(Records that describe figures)
##############################

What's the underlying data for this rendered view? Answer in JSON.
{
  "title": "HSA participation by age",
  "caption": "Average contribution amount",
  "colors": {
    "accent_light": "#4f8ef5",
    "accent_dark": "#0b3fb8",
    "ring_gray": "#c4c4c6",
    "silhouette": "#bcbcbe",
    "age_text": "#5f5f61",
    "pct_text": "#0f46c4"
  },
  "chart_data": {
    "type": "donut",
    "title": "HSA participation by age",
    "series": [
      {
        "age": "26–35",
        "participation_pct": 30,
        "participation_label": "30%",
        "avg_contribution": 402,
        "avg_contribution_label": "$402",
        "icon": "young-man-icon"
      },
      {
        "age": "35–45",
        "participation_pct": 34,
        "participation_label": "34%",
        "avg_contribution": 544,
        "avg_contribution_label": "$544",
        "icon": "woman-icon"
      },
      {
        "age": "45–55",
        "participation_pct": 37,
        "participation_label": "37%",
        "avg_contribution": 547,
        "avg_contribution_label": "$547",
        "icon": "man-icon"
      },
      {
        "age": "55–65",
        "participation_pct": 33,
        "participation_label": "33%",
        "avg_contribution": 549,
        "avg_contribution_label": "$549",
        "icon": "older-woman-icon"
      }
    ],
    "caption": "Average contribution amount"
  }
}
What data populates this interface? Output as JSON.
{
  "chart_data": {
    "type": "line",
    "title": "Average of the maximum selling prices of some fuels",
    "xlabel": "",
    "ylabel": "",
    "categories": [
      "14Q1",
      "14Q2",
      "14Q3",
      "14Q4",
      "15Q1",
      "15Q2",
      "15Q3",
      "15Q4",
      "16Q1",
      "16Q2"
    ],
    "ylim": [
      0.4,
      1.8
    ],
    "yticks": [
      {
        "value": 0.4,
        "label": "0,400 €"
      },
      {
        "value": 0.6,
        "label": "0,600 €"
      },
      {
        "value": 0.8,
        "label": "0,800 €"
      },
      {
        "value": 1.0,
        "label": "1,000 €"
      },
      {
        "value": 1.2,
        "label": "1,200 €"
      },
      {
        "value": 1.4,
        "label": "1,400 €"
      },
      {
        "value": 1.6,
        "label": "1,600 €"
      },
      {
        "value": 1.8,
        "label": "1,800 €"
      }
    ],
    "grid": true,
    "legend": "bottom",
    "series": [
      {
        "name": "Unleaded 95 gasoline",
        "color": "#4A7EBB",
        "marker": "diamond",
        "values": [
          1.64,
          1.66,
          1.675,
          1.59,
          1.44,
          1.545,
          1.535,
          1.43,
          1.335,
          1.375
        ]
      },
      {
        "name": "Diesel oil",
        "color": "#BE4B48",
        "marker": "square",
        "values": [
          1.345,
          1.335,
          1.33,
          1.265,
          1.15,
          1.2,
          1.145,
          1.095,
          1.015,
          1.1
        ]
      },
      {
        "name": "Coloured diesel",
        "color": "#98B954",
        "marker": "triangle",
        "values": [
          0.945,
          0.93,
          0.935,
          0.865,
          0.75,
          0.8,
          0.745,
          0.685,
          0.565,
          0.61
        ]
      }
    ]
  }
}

##############################

Gather each line of the listing containing the word "caption" and show it.

Expected answer:
  "caption": "Average contribution amount",
    "caption": "Average contribution amount"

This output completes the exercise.